PROVIDED DATA

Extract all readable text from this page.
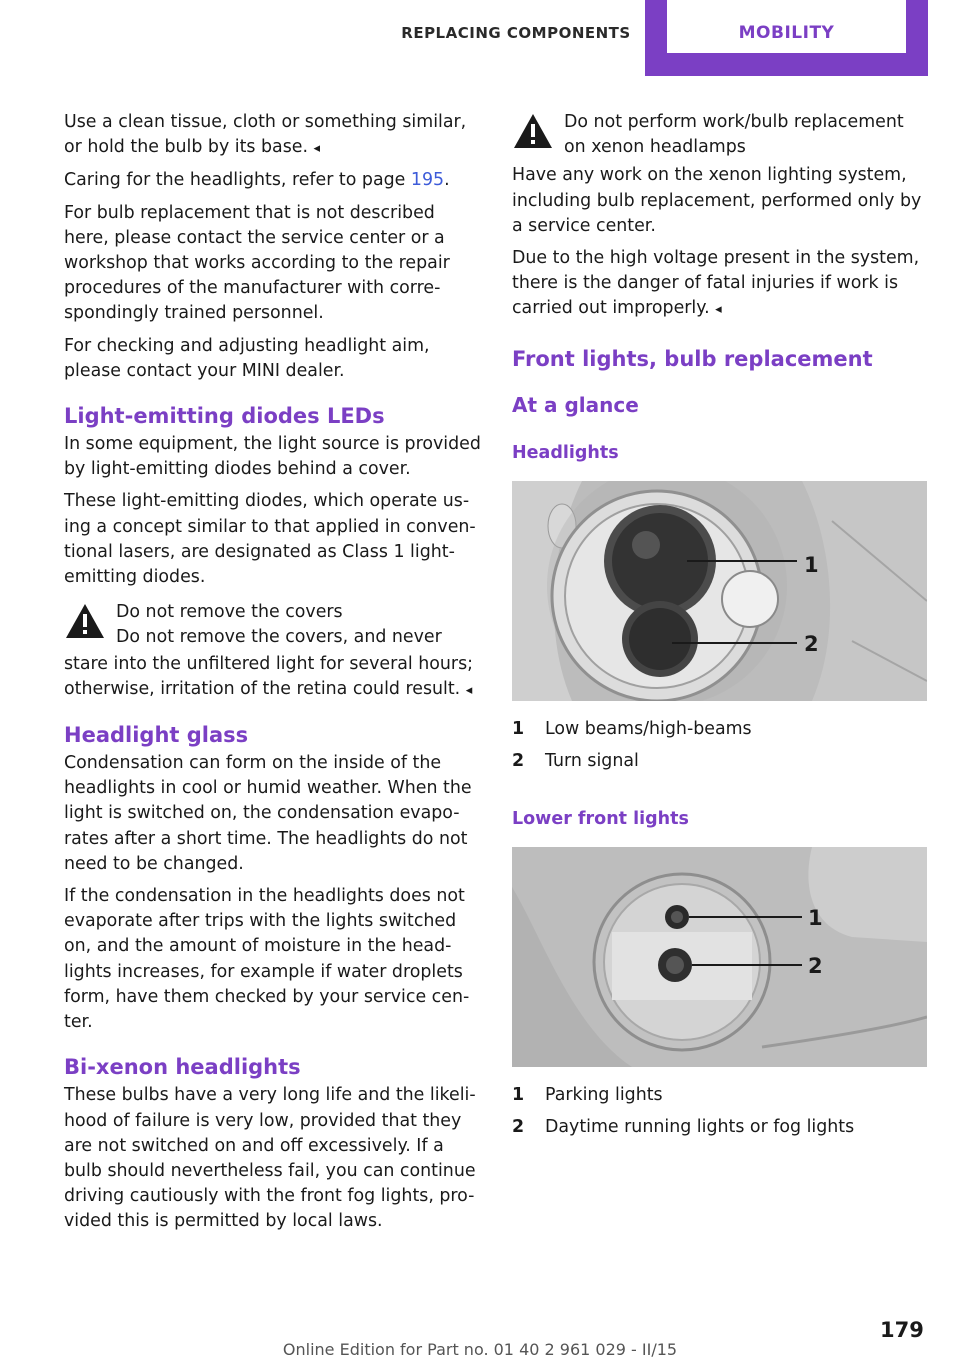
REPLACING COMPONENTS	MOBILITY

Use a clean tissue, cloth or something similar, or hold the bulb by its base. ◂

Caring for the headlights, refer to page 195.

For bulb replacement that is not described here, please contact the service center or a workshop that works according to the repair procedures of the manufacturer with corre- spondingly trained personnel.

For checking and adjusting headlight aim, please contact your MINI dealer.

Light-emitting diodes LEDs

In some equipment, the light source is provided by light-emitting diodes behind a cover.

These light-emitting diodes, which operate us- ing a concept similar to that applied in conven- tional lasers, are designated as Class 1 light- emitting diodes.

Do not remove the covers

Do not remove the covers, and never

stare into the unfiltered light for several hours; otherwise, irritation of the retina could result. ◂

Headlight glass

Condensation can form on the inside of the headlights in cool or humid weather. When the light is switched on, the condensation evapo- rates after a short time. The headlights do not need to be changed.

If the condensation in the headlights does not evaporate after trips with the lights switched on, and the amount of moisture in the head- lights increases, for example if water droplets form, have them checked by your service cen- ter.

Bi-xenon headlights

These bulbs have a very long life and the likeli- hood of failure is very low, provided that they are not switched on and off excessively. If a bulb should nevertheless fail, you can continue driving cautiously with the front fog lights, pro- vided this is permitted by local laws.

Do not perform work/bulb replacement on xenon headlamps

Have any work on the xenon lighting system, including bulb replacement, performed only by a service center.

Due to the high voltage present in the system, there is the danger of fatal injuries if work is carried out improperly. ◂

Front lights, bulb replacement
At a glance
Headlights
1
2
1	Low beams/high-beams
2	Turn signal
Lower front lights
1
2
1	Parking lights
2	Daytime running lights or fog lights
179
Online Edition for Part no. 01 40 2 961 029 - II/15
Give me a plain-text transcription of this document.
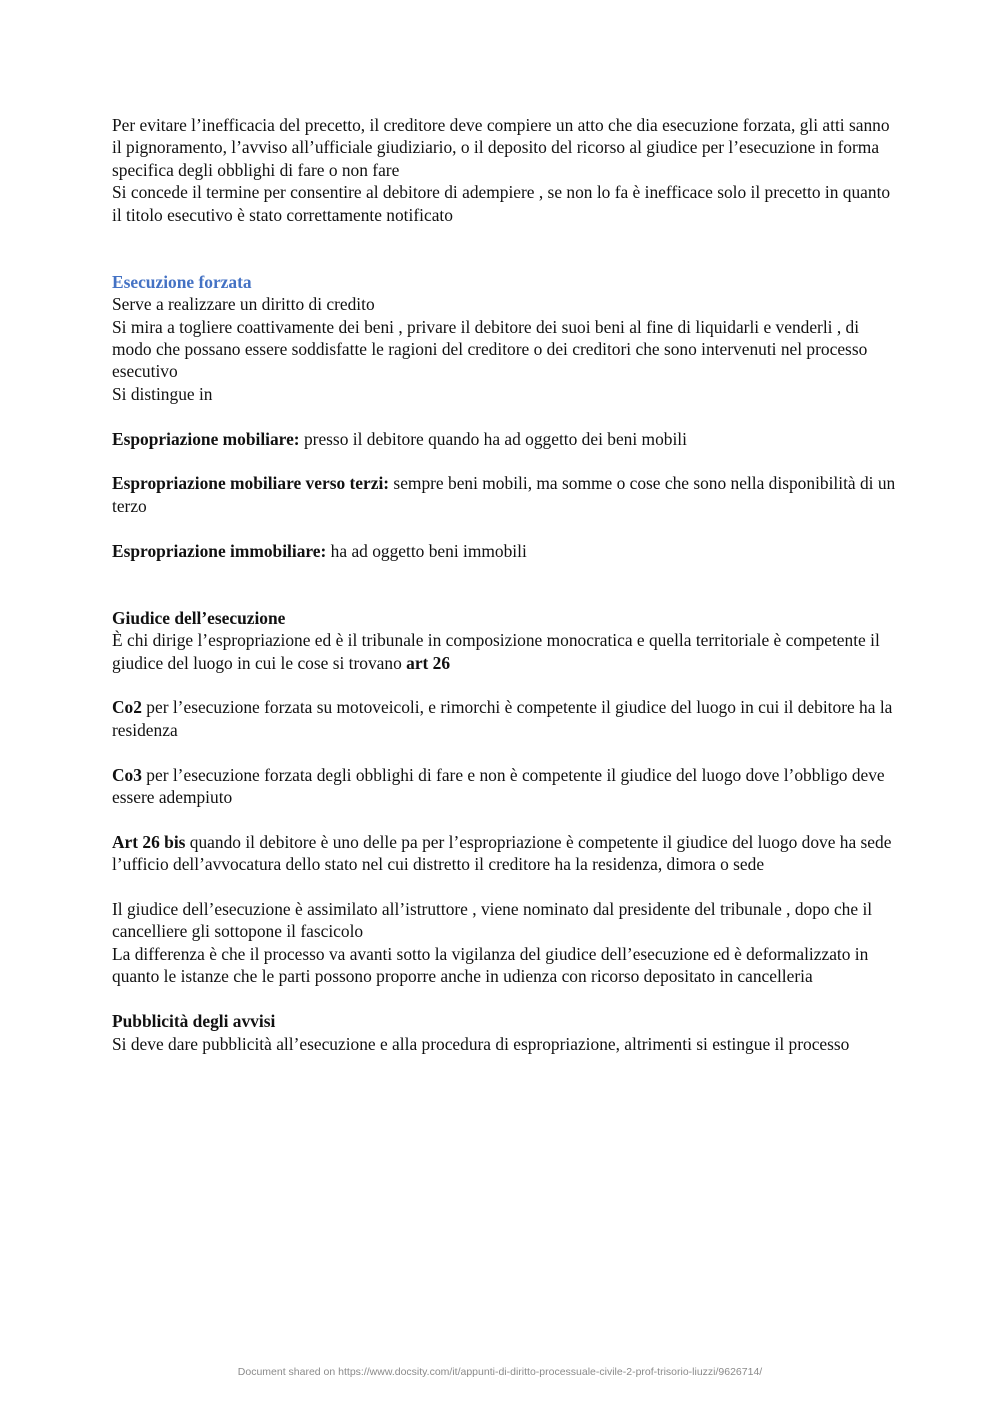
Per evitare l’inefficacia del precetto, il creditore deve compiere un atto che dia esecuzione forzata, gli atti sanno il pignoramento, l’avviso all’ufficiale giudiziario, o il deposito del ricorso al giudice per l’esecuzione in forma specifica degli obblighi di fare o non fare

Si concede il termine per consentire al debitore di adempiere , se non lo fa è inefficace solo il precetto in quanto il titolo esecutivo è stato correttamente notificato

Esecuzione forzata

Serve a realizzare un diritto di credito

Si mira a togliere coattivamente dei beni , privare il debitore dei suoi beni al fine di liquidarli e venderli , di modo che possano essere soddisfatte le ragioni del creditore o dei creditori che sono intervenuti nel processo esecutivo

Si distingue in

Espopriazione mobiliare: presso il debitore quando ha ad oggetto dei beni mobili

Espropriazione mobiliare verso terzi: sempre beni mobili, ma somme o cose che sono nella disponibilità di un terzo

Espropriazione immobiliare: ha ad oggetto beni immobili

Giudice dell’esecuzione

È chi dirige l’espropriazione ed è il tribunale in composizione monocratica e quella territoriale è competente il giudice del luogo in cui le cose si trovano art 26

Co2 per l’esecuzione forzata su motoveicoli, e rimorchi è competente il giudice del luogo in cui il debitore ha la residenza

Co3 per l’esecuzione forzata degli obblighi di fare e non è competente il giudice del luogo dove l’obbligo deve essere adempiuto

Art 26 bis quando il debitore è uno delle pa per l’espropriazione è competente il giudice del luogo dove ha sede l’ufficio dell’avvocatura dello stato nel cui distretto il creditore ha la residenza, dimora o sede

Il giudice dell’esecuzione è assimilato all’istruttore , viene nominato dal presidente del tribunale , dopo che il cancelliere gli sottopone il fascicolo

La differenza è che il processo va avanti sotto la vigilanza del giudice dell’esecuzione ed è deformalizzato in quanto le istanze che le parti possono proporre anche in udienza con ricorso depositato in cancelleria

Pubblicità degli avvisi

Si deve dare pubblicità all’esecuzione e alla procedura di espropriazione, altrimenti si estingue il processo

Document shared on https://www.docsity.com/it/appunti-di-diritto-processuale-civile-2-prof-trisorio-liuzzi/9626714/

AIM OF THE TASK
In the entries above, find every line with the word "quanto" and list it.

THE SOLUTION
Si concede il termine per consentire al debitore di adempiere , se non lo fa è inefficace solo il precetto in quanto il titolo esecutivo è stato correttamente notificato
La differenza è che il processo va avanti sotto la vigilanza del giudice dell’esecuzione ed è deformalizzato in quanto le istanze che le parti possono proporre anche in udienza con ricorso depositato in cancelleria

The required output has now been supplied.